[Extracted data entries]
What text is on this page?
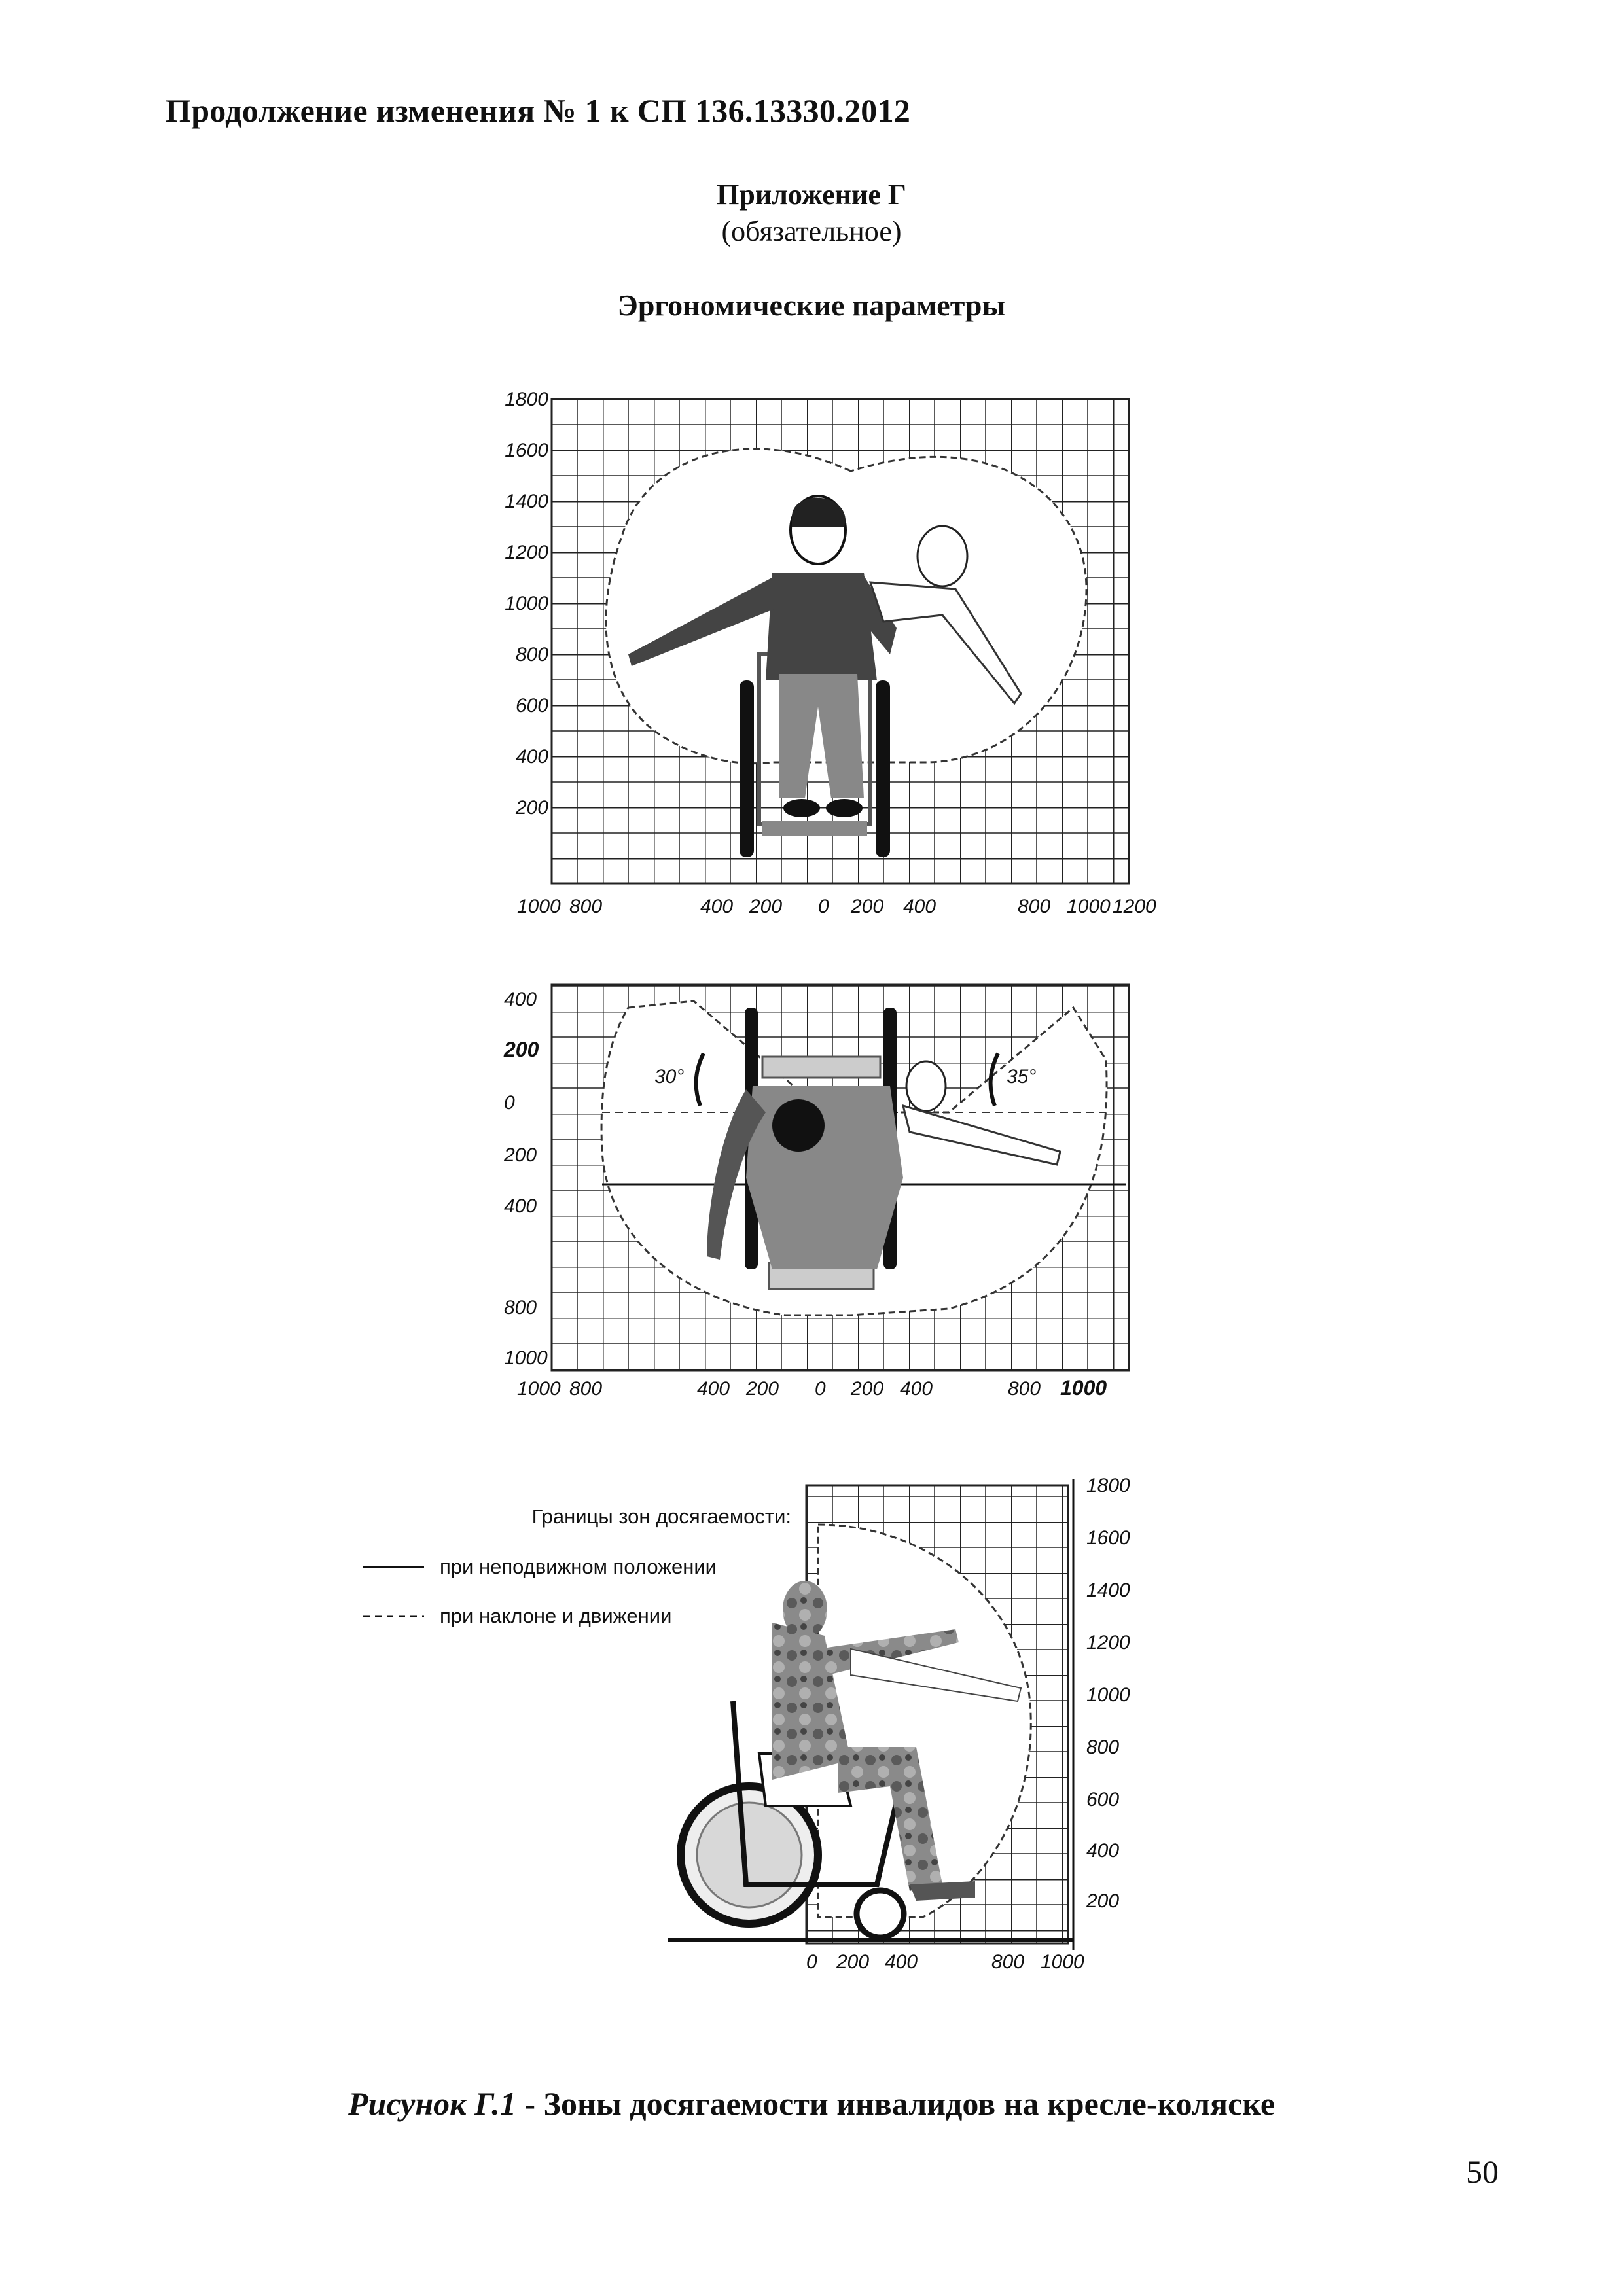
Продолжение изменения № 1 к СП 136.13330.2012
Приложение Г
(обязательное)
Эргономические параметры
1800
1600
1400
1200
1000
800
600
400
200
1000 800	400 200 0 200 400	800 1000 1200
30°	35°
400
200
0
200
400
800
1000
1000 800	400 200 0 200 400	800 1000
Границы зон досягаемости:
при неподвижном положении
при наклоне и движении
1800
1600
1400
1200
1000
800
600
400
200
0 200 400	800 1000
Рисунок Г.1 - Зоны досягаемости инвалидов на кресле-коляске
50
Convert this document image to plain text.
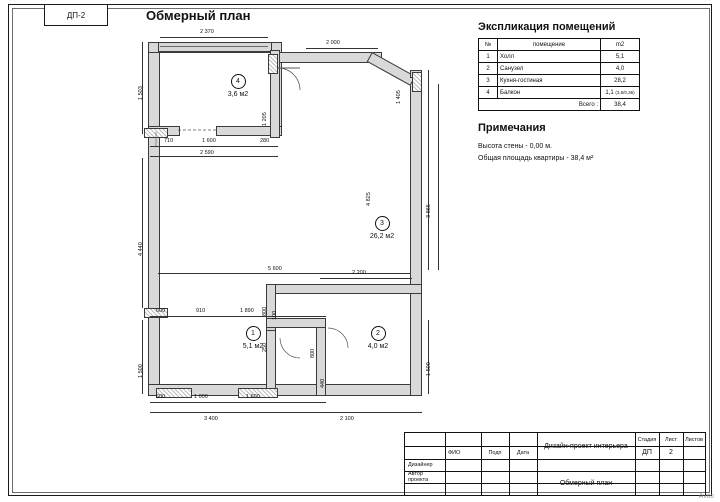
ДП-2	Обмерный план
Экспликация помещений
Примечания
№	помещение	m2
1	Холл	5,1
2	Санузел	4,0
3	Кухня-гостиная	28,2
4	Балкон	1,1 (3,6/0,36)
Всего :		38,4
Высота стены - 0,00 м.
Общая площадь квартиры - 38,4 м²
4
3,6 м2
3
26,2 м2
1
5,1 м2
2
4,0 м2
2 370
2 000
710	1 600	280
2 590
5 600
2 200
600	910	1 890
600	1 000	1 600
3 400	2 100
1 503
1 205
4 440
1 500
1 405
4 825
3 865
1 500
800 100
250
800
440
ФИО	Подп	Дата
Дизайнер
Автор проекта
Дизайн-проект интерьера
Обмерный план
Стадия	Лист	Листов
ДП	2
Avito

● **Your instructions**: Every entry must be transcribed exactly. Pictures do not belong in the copy.

● **Output of the task**:
What text is on this page?
Продолжение изменения № 1 к СП 136.13330.2012
Приложение Г
(обязательное)
Эргономические параметры
1800
1600
1400
1200
1000
800
600
400
200
1000 800	400 200 0 200 400	800 1000 1200
30°	35°
400
200
0
200
400
800
1000
1000 800	400 200 0 200 400	800 1000
Границы зон досягаемости:
при неподвижном положении
при наклоне и движении
1800
1600
1400
1200
1000
800
600
400
200
0 200 400	800 1000
Рисунок Г.1 - Зоны досягаемости инвалидов на кресле-коляске
50
Convert this document image to plain text.
ДП-2	Обмерный план
Экспликация помещений
Примечания
№	помещение	m2
1	Холл	5,1
2	Санузел	4,0
3	Кухня-гостиная	28,2
4	Балкон	1,1 (3,6/0,36)
Всего :		38,4
Высота стены - 0,00 м.
Общая площадь квартиры - 38,4 м²
4
3,6 м2
3
26,2 м2
1
5,1 м2
2
4,0 м2
2 370
2 000
710	1 600	280
2 590
5 600
2 200
600	910	1 890
600	1 000	1 600
3 400	2 100
1 503
1 205
4 440
1 500
1 405
4 825
3 865
1 500
800 100
250
800
440
ФИО	Подп	Дата
Дизайнер
Автор проекта
Дизайн-проект интерьера
Обмерный план
Стадия	Лист	Листов
ДП	2
Avito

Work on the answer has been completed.